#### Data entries
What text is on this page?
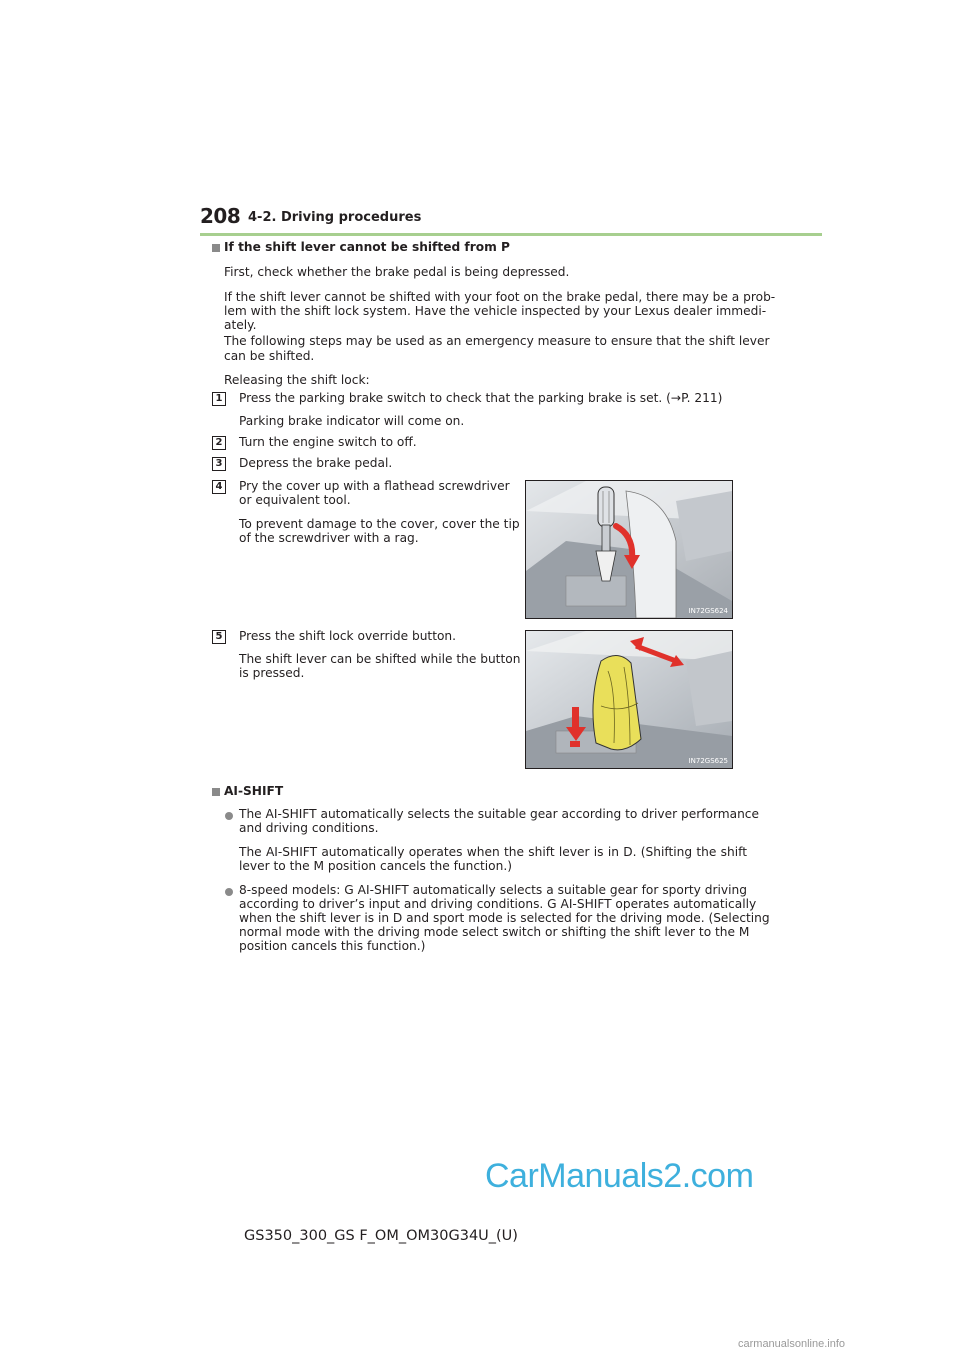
208 4-2. Driving procedures
If the shift lever cannot be shifted from P
First, check whether the brake pedal is being depressed.
If the shift lever cannot be shifted with your foot on the brake pedal, there may be a prob-
lem with the shift lock system. Have the vehicle inspected by your Lexus dealer immedi-
ately.
The following steps may be used as an emergency measure to ensure that the shift lever
can be shifted.
Releasing the shift lock:
1 Press the parking brake switch to check that the parking brake is set. (→P. 211)
Parking brake indicator will come on.
2 Turn the engine switch to off.
3 Depress the brake pedal.
4 Pry the cover up with a flathead screwdriver
or equivalent tool.
To prevent damage to the cover, cover the tip
of the screwdriver with a rag.
IN72GS624
5 Press the shift lock override button.
The shift lever can be shifted while the button
is pressed.
IN72GS625
AI-SHIFT
The AI-SHIFT automatically selects the suitable gear according to driver performance
and driving conditions.
The AI-SHIFT automatically operates when the shift lever is in D. (Shifting the shift
lever to the M position cancels the function.)
8-speed models: G AI-SHIFT automatically selects a suitable gear for sporty driving
according to driver’s input and driving conditions. G AI-SHIFT operates automatically
when the shift lever is in D and sport mode is selected for the driving mode. (Selecting
normal mode with the driving mode select switch or shifting the shift lever to the M
position cancels this function.)
CarManuals2.com
GS350_300_GS F_OM_OM30G34U_(U)
carmanualsonline.info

#### PROBLEM TO WORK ON
From the listing, copy every line where the string "function" appears.

#### ANSWER TO THIS TASK
lever to the M position cancels the function.)
position cancels this function.)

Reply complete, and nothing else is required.